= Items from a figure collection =
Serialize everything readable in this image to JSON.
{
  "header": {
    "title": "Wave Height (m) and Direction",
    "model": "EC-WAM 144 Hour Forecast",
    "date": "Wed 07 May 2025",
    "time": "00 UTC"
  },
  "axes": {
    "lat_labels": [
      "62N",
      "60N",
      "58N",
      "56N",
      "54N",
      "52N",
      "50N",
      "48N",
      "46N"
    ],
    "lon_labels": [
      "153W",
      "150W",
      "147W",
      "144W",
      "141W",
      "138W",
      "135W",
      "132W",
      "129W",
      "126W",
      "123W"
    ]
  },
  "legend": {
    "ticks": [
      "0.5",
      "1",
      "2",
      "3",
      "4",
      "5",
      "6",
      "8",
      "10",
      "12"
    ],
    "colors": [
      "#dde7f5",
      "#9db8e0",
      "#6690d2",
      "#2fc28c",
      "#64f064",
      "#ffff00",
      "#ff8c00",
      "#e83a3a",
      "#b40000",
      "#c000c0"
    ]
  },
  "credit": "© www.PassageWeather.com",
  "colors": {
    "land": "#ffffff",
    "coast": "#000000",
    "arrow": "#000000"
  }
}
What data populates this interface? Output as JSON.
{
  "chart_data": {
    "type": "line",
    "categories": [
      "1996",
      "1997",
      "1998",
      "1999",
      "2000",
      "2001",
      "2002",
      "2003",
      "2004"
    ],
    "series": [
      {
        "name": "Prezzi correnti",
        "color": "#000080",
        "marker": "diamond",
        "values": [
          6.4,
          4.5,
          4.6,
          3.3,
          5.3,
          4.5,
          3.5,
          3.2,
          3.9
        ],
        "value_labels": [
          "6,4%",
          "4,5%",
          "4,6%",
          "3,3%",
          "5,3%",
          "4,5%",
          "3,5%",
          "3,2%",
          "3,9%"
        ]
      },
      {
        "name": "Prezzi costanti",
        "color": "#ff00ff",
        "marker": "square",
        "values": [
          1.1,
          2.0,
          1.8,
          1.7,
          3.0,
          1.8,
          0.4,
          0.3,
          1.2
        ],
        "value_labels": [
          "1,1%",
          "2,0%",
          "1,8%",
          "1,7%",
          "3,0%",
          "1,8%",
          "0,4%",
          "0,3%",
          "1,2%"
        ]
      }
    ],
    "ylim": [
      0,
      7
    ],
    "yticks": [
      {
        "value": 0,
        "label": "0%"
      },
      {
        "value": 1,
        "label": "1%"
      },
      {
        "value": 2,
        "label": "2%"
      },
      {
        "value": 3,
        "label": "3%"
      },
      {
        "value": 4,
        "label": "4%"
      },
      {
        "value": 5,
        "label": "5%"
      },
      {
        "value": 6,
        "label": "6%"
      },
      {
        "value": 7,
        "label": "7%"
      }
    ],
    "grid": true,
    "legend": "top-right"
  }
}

= DIRECTIVE =
Your task is to retype all the records above with nothing left out.

= COMPLETE RESPONSE =
Serialize everything readable in this image to JSON.
{
  "header": {
    "title": "Wave Height (m) and Direction",
    "model": "EC-WAM 144 Hour Forecast",
    "date": "Wed 07 May 2025",
    "time": "00 UTC"
  },
  "axes": {
    "lat_labels": [
      "62N",
      "60N",
      "58N",
      "56N",
      "54N",
      "52N",
      "50N",
      "48N",
      "46N"
    ],
    "lon_labels": [
      "153W",
      "150W",
      "147W",
      "144W",
      "141W",
      "138W",
      "135W",
      "132W",
      "129W",
      "126W",
      "123W"
    ]
  },
  "legend": {
    "ticks": [
      "0.5",
      "1",
      "2",
      "3",
      "4",
      "5",
      "6",
      "8",
      "10",
      "12"
    ],
    "colors": [
      "#dde7f5",
      "#9db8e0",
      "#6690d2",
      "#2fc28c",
      "#64f064",
      "#ffff00",
      "#ff8c00",
      "#e83a3a",
      "#b40000",
      "#c000c0"
    ]
  },
  "credit": "© www.PassageWeather.com",
  "colors": {
    "land": "#ffffff",
    "coast": "#000000",
    "arrow": "#000000"
  }
}
What data populates this interface? Output as JSON.
{
  "chart_data": {
    "type": "line",
    "categories": [
      "1996",
      "1997",
      "1998",
      "1999",
      "2000",
      "2001",
      "2002",
      "2003",
      "2004"
    ],
    "series": [
      {
        "name": "Prezzi correnti",
        "color": "#000080",
        "marker": "diamond",
        "values": [
          6.4,
          4.5,
          4.6,
          3.3,
          5.3,
          4.5,
          3.5,
          3.2,
          3.9
        ],
        "value_labels": [
          "6,4%",
          "4,5%",
          "4,6%",
          "3,3%",
          "5,3%",
          "4,5%",
          "3,5%",
          "3,2%",
          "3,9%"
        ]
      },
      {
        "name": "Prezzi costanti",
        "color": "#ff00ff",
        "marker": "square",
        "values": [
          1.1,
          2.0,
          1.8,
          1.7,
          3.0,
          1.8,
          0.4,
          0.3,
          1.2
        ],
        "value_labels": [
          "1,1%",
          "2,0%",
          "1,8%",
          "1,7%",
          "3,0%",
          "1,8%",
          "0,4%",
          "0,3%",
          "1,2%"
        ]
      }
    ],
    "ylim": [
      0,
      7
    ],
    "yticks": [
      {
        "value": 0,
        "label": "0%"
      },
      {
        "value": 1,
        "label": "1%"
      },
      {
        "value": 2,
        "label": "2%"
      },
      {
        "value": 3,
        "label": "3%"
      },
      {
        "value": 4,
        "label": "4%"
      },
      {
        "value": 5,
        "label": "5%"
      },
      {
        "value": 6,
        "label": "6%"
      },
      {
        "value": 7,
        "label": "7%"
      }
    ],
    "grid": true,
    "legend": "top-right"
  }
}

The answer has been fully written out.